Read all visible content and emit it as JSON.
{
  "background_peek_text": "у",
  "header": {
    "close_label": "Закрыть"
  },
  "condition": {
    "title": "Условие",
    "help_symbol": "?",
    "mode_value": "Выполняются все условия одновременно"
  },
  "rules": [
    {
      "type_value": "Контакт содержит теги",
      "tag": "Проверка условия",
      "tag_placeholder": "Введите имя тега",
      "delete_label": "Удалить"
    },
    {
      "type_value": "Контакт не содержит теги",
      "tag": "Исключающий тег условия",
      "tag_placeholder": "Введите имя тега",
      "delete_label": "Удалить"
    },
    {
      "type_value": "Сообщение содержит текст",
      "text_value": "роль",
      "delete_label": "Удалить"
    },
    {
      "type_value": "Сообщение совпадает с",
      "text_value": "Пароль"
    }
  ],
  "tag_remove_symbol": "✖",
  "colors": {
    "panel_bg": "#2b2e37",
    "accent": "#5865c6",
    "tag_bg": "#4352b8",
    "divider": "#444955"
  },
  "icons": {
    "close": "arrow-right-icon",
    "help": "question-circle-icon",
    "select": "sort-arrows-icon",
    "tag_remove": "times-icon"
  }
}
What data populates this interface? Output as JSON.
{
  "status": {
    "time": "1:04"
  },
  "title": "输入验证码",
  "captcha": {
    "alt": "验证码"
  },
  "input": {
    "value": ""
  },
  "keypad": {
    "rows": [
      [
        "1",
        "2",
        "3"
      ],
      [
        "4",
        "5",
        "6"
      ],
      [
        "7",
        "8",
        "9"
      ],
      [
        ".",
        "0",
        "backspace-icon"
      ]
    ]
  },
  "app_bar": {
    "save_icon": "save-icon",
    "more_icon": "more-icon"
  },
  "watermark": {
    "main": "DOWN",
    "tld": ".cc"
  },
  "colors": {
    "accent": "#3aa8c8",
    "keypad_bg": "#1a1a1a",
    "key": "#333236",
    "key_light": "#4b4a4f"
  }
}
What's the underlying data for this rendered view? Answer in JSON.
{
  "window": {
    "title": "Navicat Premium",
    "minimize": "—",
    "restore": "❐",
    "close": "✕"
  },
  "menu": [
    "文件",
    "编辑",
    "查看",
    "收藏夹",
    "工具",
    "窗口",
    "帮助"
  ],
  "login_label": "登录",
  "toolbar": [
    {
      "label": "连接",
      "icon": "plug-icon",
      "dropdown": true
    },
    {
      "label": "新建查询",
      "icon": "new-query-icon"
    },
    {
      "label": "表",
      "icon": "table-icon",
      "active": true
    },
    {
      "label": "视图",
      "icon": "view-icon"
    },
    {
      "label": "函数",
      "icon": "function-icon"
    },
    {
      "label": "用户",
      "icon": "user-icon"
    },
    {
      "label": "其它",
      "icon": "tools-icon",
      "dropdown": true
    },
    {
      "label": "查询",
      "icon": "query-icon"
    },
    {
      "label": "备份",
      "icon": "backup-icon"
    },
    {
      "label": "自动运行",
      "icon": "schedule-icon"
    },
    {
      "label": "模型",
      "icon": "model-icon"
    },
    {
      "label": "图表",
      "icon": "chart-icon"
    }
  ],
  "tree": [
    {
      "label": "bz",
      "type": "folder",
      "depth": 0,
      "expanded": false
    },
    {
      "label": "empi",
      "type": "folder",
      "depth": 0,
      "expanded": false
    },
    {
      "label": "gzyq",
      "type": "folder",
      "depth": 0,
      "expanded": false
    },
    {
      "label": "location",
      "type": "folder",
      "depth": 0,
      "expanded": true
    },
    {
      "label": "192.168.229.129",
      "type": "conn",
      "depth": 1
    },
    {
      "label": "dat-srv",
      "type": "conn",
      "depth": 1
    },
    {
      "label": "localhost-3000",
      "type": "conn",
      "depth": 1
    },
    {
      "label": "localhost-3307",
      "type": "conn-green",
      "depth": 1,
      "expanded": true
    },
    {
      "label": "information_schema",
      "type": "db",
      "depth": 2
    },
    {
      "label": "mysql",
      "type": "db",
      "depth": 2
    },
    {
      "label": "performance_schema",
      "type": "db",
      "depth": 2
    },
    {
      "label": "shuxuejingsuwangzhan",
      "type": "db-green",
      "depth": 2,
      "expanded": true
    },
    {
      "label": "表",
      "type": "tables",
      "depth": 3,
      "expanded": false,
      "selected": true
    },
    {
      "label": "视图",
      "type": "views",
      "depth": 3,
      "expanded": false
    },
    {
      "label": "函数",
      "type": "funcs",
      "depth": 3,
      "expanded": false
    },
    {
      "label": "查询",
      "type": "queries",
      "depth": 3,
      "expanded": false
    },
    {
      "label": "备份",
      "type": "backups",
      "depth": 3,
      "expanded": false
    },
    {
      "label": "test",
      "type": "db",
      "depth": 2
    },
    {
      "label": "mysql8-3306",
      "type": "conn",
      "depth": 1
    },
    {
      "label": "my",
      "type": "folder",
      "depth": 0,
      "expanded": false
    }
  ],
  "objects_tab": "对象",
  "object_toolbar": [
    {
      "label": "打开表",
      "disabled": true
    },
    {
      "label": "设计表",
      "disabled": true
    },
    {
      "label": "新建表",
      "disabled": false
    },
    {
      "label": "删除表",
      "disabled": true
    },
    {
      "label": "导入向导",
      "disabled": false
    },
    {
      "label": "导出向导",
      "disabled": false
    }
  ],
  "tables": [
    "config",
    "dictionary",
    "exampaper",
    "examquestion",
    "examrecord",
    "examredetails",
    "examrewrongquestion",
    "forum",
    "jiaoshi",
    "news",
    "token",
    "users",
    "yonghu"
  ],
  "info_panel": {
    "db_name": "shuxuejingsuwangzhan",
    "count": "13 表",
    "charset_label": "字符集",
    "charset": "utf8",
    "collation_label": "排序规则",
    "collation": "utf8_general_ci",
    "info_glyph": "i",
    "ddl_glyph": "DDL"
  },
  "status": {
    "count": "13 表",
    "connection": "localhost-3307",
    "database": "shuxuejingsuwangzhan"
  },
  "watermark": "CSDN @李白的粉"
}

• • • • •

**SET TASK:**
Determine the number of lines in these entries that contain the word "this", and write only that number.

**WRITTEN ANSWER:**
2